__Excerpts from a figure dataset__
——————————
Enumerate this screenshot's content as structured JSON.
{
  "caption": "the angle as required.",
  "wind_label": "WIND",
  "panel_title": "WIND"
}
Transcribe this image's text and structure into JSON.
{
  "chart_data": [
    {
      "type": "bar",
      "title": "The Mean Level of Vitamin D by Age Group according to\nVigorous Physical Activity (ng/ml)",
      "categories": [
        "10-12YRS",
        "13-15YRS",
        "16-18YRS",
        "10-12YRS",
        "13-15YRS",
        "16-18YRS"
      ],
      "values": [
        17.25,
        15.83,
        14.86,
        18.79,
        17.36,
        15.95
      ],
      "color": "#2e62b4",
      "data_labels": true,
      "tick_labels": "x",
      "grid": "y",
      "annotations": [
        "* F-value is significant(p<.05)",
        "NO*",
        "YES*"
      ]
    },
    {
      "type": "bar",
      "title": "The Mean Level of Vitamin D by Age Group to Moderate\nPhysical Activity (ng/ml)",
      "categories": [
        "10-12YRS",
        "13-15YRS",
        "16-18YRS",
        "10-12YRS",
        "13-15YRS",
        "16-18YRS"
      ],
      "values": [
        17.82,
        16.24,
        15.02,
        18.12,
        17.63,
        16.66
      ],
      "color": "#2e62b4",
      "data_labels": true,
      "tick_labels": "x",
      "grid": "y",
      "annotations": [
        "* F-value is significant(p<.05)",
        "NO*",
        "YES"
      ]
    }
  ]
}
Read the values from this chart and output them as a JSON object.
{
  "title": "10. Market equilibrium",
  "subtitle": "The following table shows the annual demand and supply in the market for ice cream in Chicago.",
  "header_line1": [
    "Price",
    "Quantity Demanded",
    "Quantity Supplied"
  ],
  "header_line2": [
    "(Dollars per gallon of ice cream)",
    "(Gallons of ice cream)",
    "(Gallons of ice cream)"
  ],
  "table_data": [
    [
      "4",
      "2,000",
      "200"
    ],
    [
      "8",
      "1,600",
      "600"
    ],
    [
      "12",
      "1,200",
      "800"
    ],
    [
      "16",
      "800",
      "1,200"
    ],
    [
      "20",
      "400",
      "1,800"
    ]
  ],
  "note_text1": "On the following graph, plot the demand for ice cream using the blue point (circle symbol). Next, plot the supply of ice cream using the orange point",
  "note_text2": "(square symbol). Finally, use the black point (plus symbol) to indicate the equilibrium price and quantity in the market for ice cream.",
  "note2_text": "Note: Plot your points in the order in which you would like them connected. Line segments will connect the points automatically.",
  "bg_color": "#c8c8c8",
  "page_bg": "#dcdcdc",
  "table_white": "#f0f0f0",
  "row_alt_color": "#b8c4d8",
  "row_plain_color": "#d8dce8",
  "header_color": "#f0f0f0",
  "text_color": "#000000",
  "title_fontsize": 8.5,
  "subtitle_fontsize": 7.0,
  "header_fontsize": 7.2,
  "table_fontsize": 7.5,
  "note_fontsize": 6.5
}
——————————
__Exercise objective__
Using the data above, print every record exactly as shown.

__Exercise solution__
Enumerate this screenshot's content as structured JSON.
{
  "caption": "the angle as required.",
  "wind_label": "WIND",
  "panel_title": "WIND"
}
Transcribe this image's text and structure into JSON.
{
  "chart_data": [
    {
      "type": "bar",
      "title": "The Mean Level of Vitamin D by Age Group according to\nVigorous Physical Activity (ng/ml)",
      "categories": [
        "10-12YRS",
        "13-15YRS",
        "16-18YRS",
        "10-12YRS",
        "13-15YRS",
        "16-18YRS"
      ],
      "values": [
        17.25,
        15.83,
        14.86,
        18.79,
        17.36,
        15.95
      ],
      "color": "#2e62b4",
      "data_labels": true,
      "tick_labels": "x",
      "grid": "y",
      "annotations": [
        "* F-value is significant(p<.05)",
        "NO*",
        "YES*"
      ]
    },
    {
      "type": "bar",
      "title": "The Mean Level of Vitamin D by Age Group to Moderate\nPhysical Activity (ng/ml)",
      "categories": [
        "10-12YRS",
        "13-15YRS",
        "16-18YRS",
        "10-12YRS",
        "13-15YRS",
        "16-18YRS"
      ],
      "values": [
        17.82,
        16.24,
        15.02,
        18.12,
        17.63,
        16.66
      ],
      "color": "#2e62b4",
      "data_labels": true,
      "tick_labels": "x",
      "grid": "y",
      "annotations": [
        "* F-value is significant(p<.05)",
        "NO*",
        "YES"
      ]
    }
  ]
}
Read the values from this chart and output them as a JSON object.
{
  "title": "10. Market equilibrium",
  "subtitle": "The following table shows the annual demand and supply in the market for ice cream in Chicago.",
  "header_line1": [
    "Price",
    "Quantity Demanded",
    "Quantity Supplied"
  ],
  "header_line2": [
    "(Dollars per gallon of ice cream)",
    "(Gallons of ice cream)",
    "(Gallons of ice cream)"
  ],
  "table_data": [
    [
      "4",
      "2,000",
      "200"
    ],
    [
      "8",
      "1,600",
      "600"
    ],
    [
      "12",
      "1,200",
      "800"
    ],
    [
      "16",
      "800",
      "1,200"
    ],
    [
      "20",
      "400",
      "1,800"
    ]
  ],
  "note_text1": "On the following graph, plot the demand for ice cream using the blue point (circle symbol). Next, plot the supply of ice cream using the orange point",
  "note_text2": "(square symbol). Finally, use the black point (plus symbol) to indicate the equilibrium price and quantity in the market for ice cream.",
  "note2_text": "Note: Plot your points in the order in which you would like them connected. Line segments will connect the points automatically.",
  "bg_color": "#c8c8c8",
  "page_bg": "#dcdcdc",
  "table_white": "#f0f0f0",
  "row_alt_color": "#b8c4d8",
  "row_plain_color": "#d8dce8",
  "header_color": "#f0f0f0",
  "text_color": "#000000",
  "title_fontsize": 8.5,
  "subtitle_fontsize": 7.0,
  "header_fontsize": 7.2,
  "table_fontsize": 7.5,
  "note_fontsize": 6.5
}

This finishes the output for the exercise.